Prompt: Output every entry exactly, from the first line to the last.

Stored records:

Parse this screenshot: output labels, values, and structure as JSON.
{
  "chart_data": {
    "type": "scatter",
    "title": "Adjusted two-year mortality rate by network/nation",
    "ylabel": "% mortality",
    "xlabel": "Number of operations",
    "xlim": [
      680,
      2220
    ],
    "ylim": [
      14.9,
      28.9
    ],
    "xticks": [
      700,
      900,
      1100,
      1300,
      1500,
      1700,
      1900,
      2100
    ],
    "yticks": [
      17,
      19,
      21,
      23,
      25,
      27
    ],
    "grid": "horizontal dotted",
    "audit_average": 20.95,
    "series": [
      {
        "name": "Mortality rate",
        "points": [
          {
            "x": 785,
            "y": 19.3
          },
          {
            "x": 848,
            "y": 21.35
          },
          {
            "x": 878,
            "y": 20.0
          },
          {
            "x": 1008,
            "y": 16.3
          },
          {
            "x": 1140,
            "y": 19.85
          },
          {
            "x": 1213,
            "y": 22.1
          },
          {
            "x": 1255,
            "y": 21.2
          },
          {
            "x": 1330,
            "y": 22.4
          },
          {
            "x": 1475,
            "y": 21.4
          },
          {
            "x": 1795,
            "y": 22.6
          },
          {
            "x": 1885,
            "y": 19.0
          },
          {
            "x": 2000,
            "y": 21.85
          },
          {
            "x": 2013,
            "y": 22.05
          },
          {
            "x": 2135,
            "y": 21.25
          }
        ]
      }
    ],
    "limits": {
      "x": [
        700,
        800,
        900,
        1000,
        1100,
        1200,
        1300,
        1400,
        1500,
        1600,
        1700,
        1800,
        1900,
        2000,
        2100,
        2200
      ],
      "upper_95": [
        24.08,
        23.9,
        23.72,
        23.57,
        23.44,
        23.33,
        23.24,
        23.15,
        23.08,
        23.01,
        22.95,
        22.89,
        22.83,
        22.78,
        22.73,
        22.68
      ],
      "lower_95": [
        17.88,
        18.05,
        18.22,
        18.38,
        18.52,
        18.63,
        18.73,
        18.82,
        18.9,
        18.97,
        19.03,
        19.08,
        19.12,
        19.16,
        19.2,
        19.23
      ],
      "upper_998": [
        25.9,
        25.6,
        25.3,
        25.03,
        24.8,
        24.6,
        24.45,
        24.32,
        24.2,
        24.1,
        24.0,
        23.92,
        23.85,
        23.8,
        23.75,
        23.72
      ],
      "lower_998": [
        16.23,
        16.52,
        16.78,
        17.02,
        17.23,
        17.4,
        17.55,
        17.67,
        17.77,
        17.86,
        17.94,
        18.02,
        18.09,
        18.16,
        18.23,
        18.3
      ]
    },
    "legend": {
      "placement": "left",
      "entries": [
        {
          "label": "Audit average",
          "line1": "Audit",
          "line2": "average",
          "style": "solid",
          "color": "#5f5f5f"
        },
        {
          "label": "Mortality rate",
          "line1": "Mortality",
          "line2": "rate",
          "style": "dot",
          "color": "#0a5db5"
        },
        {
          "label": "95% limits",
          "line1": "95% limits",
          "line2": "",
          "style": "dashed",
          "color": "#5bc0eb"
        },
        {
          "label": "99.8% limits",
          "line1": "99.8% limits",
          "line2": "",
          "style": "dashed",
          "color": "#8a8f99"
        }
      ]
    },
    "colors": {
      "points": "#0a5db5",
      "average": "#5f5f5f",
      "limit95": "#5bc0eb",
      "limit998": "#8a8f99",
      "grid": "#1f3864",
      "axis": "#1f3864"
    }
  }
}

Solution to this task:
Parse this screenshot: output labels, values, and structure as JSON.
{
  "chart_data": {
    "type": "scatter",
    "title": "Adjusted two-year mortality rate by network/nation",
    "ylabel": "% mortality",
    "xlabel": "Number of operations",
    "xlim": [
      680,
      2220
    ],
    "ylim": [
      14.9,
      28.9
    ],
    "xticks": [
      700,
      900,
      1100,
      1300,
      1500,
      1700,
      1900,
      2100
    ],
    "yticks": [
      17,
      19,
      21,
      23,
      25,
      27
    ],
    "grid": "horizontal dotted",
    "audit_average": 20.95,
    "series": [
      {
        "name": "Mortality rate",
        "points": [
          {
            "x": 785,
            "y": 19.3
          },
          {
            "x": 848,
            "y": 21.35
          },
          {
            "x": 878,
            "y": 20.0
          },
          {
            "x": 1008,
            "y": 16.3
          },
          {
            "x": 1140,
            "y": 19.85
          },
          {
            "x": 1213,
            "y": 22.1
          },
          {
            "x": 1255,
            "y": 21.2
          },
          {
            "x": 1330,
            "y": 22.4
          },
          {
            "x": 1475,
            "y": 21.4
          },
          {
            "x": 1795,
            "y": 22.6
          },
          {
            "x": 1885,
            "y": 19.0
          },
          {
            "x": 2000,
            "y": 21.85
          },
          {
            "x": 2013,
            "y": 22.05
          },
          {
            "x": 2135,
            "y": 21.25
          }
        ]
      }
    ],
    "limits": {
      "x": [
        700,
        800,
        900,
        1000,
        1100,
        1200,
        1300,
        1400,
        1500,
        1600,
        1700,
        1800,
        1900,
        2000,
        2100,
        2200
      ],
      "upper_95": [
        24.08,
        23.9,
        23.72,
        23.57,
        23.44,
        23.33,
        23.24,
        23.15,
        23.08,
        23.01,
        22.95,
        22.89,
        22.83,
        22.78,
        22.73,
        22.68
      ],
      "lower_95": [
        17.88,
        18.05,
        18.22,
        18.38,
        18.52,
        18.63,
        18.73,
        18.82,
        18.9,
        18.97,
        19.03,
        19.08,
        19.12,
        19.16,
        19.2,
        19.23
      ],
      "upper_998": [
        25.9,
        25.6,
        25.3,
        25.03,
        24.8,
        24.6,
        24.45,
        24.32,
        24.2,
        24.1,
        24.0,
        23.92,
        23.85,
        23.8,
        23.75,
        23.72
      ],
      "lower_998": [
        16.23,
        16.52,
        16.78,
        17.02,
        17.23,
        17.4,
        17.55,
        17.67,
        17.77,
        17.86,
        17.94,
        18.02,
        18.09,
        18.16,
        18.23,
        18.3
      ]
    },
    "legend": {
      "placement": "left",
      "entries": [
        {
          "label": "Audit average",
          "line1": "Audit",
          "line2": "average",
          "style": "solid",
          "color": "#5f5f5f"
        },
        {
          "label": "Mortality rate",
          "line1": "Mortality",
          "line2": "rate",
          "style": "dot",
          "color": "#0a5db5"
        },
        {
          "label": "95% limits",
          "line1": "95% limits",
          "line2": "",
          "style": "dashed",
          "color": "#5bc0eb"
        },
        {
          "label": "99.8% limits",
          "line1": "99.8% limits",
          "line2": "",
          "style": "dashed",
          "color": "#8a8f99"
        }
      ]
    },
    "colors": {
      "points": "#0a5db5",
      "average": "#5f5f5f",
      "limit95": "#5bc0eb",
      "limit998": "#8a8f99",
      "grid": "#1f3864",
      "axis": "#1f3864"
    }
  }
}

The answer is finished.